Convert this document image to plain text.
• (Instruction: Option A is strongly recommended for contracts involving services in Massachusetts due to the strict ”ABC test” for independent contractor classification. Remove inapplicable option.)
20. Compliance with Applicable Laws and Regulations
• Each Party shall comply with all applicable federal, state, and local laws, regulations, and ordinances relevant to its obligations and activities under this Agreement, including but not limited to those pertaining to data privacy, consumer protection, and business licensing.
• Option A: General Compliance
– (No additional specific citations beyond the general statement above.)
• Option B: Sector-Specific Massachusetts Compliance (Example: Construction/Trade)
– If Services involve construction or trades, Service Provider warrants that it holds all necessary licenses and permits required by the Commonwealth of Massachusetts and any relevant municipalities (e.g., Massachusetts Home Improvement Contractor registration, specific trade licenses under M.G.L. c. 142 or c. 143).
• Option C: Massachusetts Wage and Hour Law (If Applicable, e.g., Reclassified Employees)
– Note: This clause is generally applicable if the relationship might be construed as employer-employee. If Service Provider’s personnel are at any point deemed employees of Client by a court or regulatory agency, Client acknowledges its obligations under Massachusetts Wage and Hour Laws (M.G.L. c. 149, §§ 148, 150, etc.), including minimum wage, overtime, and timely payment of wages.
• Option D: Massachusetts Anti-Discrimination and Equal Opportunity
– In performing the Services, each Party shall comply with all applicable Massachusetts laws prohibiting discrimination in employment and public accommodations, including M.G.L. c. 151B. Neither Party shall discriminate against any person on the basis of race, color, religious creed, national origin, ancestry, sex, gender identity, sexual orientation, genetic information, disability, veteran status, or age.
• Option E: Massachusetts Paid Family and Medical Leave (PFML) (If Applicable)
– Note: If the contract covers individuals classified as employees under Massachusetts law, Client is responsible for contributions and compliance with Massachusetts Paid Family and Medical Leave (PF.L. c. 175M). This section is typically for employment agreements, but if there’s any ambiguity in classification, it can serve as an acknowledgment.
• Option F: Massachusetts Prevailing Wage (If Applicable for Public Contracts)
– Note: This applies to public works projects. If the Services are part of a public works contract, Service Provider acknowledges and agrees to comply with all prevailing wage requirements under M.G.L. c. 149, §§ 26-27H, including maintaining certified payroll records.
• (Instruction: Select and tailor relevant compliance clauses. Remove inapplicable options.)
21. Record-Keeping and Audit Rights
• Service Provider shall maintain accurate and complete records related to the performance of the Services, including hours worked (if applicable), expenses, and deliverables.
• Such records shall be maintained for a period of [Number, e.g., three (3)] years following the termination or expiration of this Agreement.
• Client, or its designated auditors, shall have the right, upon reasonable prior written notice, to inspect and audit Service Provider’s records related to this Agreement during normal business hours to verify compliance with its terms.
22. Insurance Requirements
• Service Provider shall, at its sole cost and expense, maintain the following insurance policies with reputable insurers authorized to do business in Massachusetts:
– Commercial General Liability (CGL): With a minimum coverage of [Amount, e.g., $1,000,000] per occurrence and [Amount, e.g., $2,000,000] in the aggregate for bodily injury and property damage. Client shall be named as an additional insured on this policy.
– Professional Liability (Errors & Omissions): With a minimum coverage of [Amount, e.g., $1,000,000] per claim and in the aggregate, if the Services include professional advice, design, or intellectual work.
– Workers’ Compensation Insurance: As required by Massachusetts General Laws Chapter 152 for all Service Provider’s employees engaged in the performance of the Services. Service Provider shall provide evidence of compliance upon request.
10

------

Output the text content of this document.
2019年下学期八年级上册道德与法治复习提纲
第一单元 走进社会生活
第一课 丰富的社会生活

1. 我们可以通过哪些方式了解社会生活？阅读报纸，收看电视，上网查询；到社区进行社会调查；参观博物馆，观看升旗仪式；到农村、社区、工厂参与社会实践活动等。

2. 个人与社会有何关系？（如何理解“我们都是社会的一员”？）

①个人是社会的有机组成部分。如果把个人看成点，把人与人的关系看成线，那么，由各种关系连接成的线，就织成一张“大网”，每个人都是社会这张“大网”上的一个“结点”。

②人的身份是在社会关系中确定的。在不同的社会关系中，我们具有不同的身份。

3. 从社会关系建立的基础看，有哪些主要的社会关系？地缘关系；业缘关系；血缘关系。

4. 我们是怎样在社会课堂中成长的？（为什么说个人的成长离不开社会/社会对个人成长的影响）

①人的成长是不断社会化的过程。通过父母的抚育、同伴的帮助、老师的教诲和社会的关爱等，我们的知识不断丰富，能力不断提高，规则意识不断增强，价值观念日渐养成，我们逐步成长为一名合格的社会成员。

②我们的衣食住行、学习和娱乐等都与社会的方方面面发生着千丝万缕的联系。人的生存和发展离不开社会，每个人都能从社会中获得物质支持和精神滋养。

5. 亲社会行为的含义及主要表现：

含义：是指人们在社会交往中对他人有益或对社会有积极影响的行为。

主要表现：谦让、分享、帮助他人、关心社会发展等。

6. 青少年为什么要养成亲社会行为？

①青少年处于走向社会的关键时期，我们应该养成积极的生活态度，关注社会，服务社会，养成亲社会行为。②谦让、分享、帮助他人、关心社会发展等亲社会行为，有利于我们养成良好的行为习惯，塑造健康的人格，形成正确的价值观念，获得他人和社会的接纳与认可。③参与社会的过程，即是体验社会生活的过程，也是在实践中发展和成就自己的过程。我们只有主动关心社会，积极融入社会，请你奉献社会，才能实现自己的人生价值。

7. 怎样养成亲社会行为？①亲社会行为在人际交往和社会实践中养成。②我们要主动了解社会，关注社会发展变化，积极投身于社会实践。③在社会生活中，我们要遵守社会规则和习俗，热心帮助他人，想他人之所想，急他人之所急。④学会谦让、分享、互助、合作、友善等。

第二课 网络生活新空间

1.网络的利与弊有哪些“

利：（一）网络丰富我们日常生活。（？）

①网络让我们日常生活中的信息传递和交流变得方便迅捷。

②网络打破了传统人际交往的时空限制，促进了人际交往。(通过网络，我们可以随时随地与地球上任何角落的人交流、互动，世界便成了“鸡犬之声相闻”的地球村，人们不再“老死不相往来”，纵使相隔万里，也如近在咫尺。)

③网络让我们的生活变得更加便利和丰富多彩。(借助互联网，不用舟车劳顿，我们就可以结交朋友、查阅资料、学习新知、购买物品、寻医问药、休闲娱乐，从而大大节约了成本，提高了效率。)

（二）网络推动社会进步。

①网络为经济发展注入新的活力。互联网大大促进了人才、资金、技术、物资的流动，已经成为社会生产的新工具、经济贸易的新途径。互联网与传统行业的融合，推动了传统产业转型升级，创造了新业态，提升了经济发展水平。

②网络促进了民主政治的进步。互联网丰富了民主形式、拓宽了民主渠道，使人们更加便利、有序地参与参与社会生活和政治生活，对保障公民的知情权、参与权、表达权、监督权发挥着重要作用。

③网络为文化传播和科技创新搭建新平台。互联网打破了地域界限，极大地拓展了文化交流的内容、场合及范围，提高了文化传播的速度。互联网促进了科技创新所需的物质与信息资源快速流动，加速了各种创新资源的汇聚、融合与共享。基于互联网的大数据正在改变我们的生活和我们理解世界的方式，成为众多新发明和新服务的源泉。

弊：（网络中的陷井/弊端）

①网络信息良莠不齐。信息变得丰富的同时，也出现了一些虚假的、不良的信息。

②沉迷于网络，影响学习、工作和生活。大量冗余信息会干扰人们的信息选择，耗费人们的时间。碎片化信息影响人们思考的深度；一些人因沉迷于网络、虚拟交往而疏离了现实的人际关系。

------

#### Directive:
Report back each line of the entries that holds the string "required".

#### Task output:
– If Services involve construction or trades, Service Provider warrants that it holds all necessary licenses and permits required by the Commonwealth of Massachusetts and any relevant municipalities (e.g., Massachusetts Home Improvement Contractor registration, specific trade licenses under M.G.L. c. 142 or c. 143).
– Workers’ Compensation Insurance: As required by Massachusetts General Laws Chapter 152 for all Service Provider’s employees engaged in the performance of the Services. Service Provider shall provide evidence of compliance upon request.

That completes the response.